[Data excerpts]
-- Begin --

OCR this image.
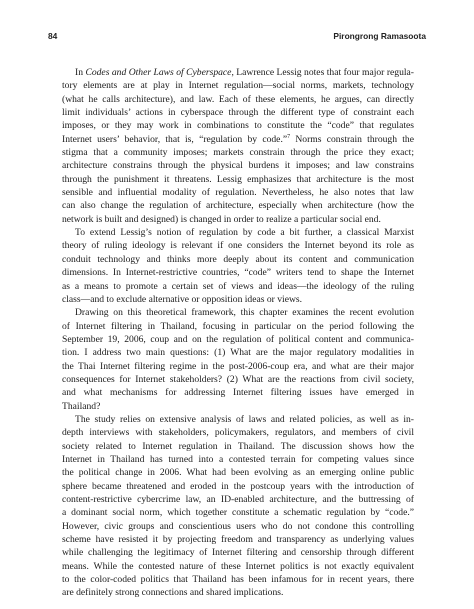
84	Pirongrong Ramasoota

In Codes and Other Laws of Cyberspace, Lawrence Lessig notes that four major regula-
tory elements are at play in Internet regulation—social norms, markets, technology
(what he calls architecture), and law. Each of these elements, he argues, can directly
limit individuals’ actions in cyberspace through the different type of constraint each
imposes, or they may work in combinations to constitute the “code” that regulates
Internet users’ behavior, that is, “regulation by code.”$^7$ Norms constrain through the
stigma that a community imposes; markets constrain through the price they exact;
architecture constrains through the physical burdens it imposes; and law constrains
through the punishment it threatens. Lessig emphasizes that architecture is the most
sensible and influential modality of regulation. Nevertheless, he also notes that law
can also change the regulation of architecture, especially when architecture (how the
network is built and designed) is changed in order to realize a particular social end.

To extend Lessig’s notion of regulation by code a bit further, a classical Marxist
theory of ruling ideology is relevant if one considers the Internet beyond its role as
conduit technology and thinks more deeply about its content and communication
dimensions. In Internet-restrictive countries, “code” writers tend to shape the Internet
as a means to promote a certain set of views and ideas—the ideology of the ruling
class—and to exclude alternative or opposition ideas or views.

Drawing on this theoretical framework, this chapter examines the recent evolution
of Internet filtering in Thailand, focusing in particular on the period following the
September 19, 2006, coup and on the regulation of political content and communica-
tion. I address two main questions: (1) What are the major regulatory modalities in
the Thai Internet filtering regime in the post-2006-coup era, and what are their major
consequences for Internet stakeholders? (2) What are the reactions from civil society,
and what mechanisms for addressing Internet filtering issues have emerged in
Thailand?

The study relies on extensive analysis of laws and related policies, as well as in-
depth interviews with stakeholders, policymakers, regulators, and members of civil
society related to Internet regulation in Thailand. The discussion shows how the
Internet in Thailand has turned into a contested terrain for competing values since
the political change in 2006. What had been evolving as an emerging online public
sphere became threatened and eroded in the postcoup years with the introduction of
content-restrictive cybercrime law, an ID-enabled architecture, and the buttressing of
a dominant social norm, which together constitute a schematic regulation by “code.”
However, civic groups and conscientious users who do not condone this controlling
scheme have resisted it by projecting freedom and transparency as underlying values
while challenging the legitimacy of Internet filtering and censorship through different
means. While the contested nature of these Internet politics is not exactly equivalent
to the color-coded politics that Thailand has been infamous for in recent years, there
are definitely strong connections and shared implications.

-- End --

EXERCISE DETAILS - Take each line containing the string "ruling" and copy it out.

RESPONSE FOR THIS EXERCISE -
theory of ruling ideology is relevant if one considers the Internet beyond its role as
as a means to promote a certain set of views and ideas—the ideology of the ruling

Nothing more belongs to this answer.